● PROBLEM
Starting with the line that contains "Read out every word on this page.", write out each line through the end of the listing, unchanged. Output nothing else.

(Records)
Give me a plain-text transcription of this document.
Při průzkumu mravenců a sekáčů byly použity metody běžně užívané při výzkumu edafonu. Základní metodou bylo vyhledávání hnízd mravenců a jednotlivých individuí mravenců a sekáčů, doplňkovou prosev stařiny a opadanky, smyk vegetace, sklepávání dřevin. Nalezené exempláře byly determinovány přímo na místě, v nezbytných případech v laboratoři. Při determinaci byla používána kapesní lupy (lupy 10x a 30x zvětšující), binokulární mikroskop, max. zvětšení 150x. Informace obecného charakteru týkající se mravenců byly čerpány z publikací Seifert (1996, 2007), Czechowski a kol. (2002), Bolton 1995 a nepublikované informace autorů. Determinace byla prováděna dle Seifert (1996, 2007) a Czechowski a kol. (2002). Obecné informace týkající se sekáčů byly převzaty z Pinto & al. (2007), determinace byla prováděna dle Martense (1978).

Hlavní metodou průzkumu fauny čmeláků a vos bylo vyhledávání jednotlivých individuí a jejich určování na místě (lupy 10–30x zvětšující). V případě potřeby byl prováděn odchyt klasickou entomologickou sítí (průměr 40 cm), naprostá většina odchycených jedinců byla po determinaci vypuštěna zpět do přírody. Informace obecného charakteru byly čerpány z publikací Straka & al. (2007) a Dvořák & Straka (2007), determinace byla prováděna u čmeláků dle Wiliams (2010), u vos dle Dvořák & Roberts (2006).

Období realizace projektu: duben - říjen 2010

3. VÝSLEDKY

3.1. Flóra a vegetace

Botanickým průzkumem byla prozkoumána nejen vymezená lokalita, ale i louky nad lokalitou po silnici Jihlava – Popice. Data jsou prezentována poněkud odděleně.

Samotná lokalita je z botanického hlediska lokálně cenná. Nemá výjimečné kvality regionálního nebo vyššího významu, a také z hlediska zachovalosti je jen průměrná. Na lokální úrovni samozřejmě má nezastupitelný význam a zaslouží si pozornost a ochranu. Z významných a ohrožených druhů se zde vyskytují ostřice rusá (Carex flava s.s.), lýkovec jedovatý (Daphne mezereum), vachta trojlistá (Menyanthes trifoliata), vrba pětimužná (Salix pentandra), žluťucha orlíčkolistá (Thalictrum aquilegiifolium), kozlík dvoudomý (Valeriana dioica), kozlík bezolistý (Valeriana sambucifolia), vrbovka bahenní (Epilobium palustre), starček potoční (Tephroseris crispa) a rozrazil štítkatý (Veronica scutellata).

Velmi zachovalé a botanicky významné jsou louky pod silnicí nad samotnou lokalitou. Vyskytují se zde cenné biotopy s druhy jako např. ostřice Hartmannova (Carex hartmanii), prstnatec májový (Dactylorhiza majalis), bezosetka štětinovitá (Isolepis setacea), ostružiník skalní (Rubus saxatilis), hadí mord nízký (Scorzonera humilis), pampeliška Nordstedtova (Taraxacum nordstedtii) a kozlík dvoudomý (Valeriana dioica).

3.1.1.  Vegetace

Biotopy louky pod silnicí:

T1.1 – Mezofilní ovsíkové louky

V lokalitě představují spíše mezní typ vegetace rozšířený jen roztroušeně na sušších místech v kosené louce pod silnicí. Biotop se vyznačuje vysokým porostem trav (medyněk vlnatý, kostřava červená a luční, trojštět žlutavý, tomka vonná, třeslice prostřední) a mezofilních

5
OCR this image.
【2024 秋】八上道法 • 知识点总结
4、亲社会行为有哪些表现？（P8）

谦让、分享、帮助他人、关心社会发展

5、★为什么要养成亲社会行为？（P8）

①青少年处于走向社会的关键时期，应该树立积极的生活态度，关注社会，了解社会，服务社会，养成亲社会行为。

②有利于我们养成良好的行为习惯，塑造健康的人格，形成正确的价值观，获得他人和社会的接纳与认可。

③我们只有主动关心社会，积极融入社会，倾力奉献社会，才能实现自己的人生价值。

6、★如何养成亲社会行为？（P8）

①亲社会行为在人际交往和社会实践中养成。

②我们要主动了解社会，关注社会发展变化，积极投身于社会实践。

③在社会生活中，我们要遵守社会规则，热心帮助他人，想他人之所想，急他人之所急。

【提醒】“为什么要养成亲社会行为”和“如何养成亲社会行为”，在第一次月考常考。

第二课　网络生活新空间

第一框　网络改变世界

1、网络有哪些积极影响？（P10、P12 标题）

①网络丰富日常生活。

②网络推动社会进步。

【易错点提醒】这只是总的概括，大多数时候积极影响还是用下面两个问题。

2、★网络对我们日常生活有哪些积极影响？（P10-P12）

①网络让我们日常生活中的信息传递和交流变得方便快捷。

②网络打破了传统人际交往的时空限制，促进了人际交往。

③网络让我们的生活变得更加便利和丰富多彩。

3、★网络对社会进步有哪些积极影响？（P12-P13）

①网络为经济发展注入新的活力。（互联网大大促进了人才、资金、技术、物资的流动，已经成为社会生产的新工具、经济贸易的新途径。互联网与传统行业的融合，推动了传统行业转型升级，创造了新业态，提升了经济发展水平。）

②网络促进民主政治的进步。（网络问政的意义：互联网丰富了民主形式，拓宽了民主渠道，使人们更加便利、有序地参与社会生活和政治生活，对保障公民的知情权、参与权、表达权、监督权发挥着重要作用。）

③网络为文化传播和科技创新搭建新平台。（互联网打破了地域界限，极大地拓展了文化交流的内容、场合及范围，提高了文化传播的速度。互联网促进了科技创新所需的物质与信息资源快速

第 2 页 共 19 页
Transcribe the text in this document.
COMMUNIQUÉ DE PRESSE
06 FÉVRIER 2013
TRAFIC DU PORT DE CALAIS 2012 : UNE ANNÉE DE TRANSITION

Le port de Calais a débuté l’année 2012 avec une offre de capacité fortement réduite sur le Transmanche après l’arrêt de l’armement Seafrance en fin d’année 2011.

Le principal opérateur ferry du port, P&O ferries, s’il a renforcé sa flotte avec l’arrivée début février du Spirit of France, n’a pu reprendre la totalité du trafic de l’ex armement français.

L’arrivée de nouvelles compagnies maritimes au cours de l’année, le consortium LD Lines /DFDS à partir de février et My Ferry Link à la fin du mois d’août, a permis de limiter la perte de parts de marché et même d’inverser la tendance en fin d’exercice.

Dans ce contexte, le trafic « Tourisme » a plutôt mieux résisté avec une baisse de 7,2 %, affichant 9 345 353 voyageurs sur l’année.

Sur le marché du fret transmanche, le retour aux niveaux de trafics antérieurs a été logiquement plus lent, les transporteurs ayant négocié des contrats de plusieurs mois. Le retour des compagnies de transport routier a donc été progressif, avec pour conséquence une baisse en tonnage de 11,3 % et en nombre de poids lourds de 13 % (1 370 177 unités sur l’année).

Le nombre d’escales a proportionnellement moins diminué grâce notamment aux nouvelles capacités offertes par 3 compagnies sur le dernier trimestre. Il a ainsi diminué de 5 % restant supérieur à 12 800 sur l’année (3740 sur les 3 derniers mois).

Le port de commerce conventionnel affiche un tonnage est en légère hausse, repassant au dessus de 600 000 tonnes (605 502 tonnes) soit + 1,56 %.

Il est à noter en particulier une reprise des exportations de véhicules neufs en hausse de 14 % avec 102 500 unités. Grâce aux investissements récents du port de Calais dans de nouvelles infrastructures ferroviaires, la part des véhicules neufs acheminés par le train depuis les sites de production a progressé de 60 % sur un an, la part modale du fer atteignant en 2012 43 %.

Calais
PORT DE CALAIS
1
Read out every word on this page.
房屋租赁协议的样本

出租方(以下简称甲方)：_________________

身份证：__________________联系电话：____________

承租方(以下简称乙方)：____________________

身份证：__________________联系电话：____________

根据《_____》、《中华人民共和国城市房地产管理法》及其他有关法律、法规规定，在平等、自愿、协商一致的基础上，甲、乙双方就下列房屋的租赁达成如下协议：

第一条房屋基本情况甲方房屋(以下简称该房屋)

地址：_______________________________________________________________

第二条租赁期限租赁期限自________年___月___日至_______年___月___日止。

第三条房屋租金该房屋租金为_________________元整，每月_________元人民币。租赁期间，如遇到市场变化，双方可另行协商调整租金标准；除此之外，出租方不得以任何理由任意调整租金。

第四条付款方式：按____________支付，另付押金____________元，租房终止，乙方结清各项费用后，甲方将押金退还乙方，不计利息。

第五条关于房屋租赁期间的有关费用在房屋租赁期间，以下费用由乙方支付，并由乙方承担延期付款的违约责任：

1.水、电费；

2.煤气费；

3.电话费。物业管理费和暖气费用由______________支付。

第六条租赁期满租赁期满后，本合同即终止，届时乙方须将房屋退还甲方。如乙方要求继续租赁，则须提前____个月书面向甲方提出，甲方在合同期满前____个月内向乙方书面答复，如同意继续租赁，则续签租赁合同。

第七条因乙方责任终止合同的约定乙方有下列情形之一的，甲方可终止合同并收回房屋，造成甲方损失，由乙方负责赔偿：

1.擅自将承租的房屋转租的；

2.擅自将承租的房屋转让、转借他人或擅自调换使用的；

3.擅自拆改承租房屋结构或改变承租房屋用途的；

● OUTPUT FOR THIS TASK
Read out every word on this page.
房屋租赁协议的样本

出租方(以下简称甲方)：_________________

身份证：__________________联系电话：____________

承租方(以下简称乙方)：____________________

身份证：__________________联系电话：____________

根据《_____》、《中华人民共和国城市房地产管理法》及其他有关法律、法规规定，在平等、自愿、协商一致的基础上，甲、乙双方就下列房屋的租赁达成如下协议：

第一条房屋基本情况甲方房屋(以下简称该房屋)

地址：_______________________________________________________________

第二条租赁期限租赁期限自________年___月___日至_______年___月___日止。

第三条房屋租金该房屋租金为_________________元整，每月_________元人民币。租赁期间，如遇到市场变化，双方可另行协商调整租金标准；除此之外，出租方不得以任何理由任意调整租金。

第四条付款方式：按____________支付，另付押金____________元，租房终止，乙方结清各项费用后，甲方将押金退还乙方，不计利息。

第五条关于房屋租赁期间的有关费用在房屋租赁期间，以下费用由乙方支付，并由乙方承担延期付款的违约责任：

1.水、电费；

2.煤气费；

3.电话费。物业管理费和暖气费用由______________支付。

第六条租赁期满租赁期满后，本合同即终止，届时乙方须将房屋退还甲方。如乙方要求继续租赁，则须提前____个月书面向甲方提出，甲方在合同期满前____个月内向乙方书面答复，如同意继续租赁，则续签租赁合同。

第七条因乙方责任终止合同的约定乙方有下列情形之一的，甲方可终止合同并收回房屋，造成甲方损失，由乙方负责赔偿：

1.擅自将承租的房屋转租的；

2.擅自将承租的房屋转让、转借他人或擅自调换使用的；

3.擅自拆改承租房屋结构或改变承租房屋用途的；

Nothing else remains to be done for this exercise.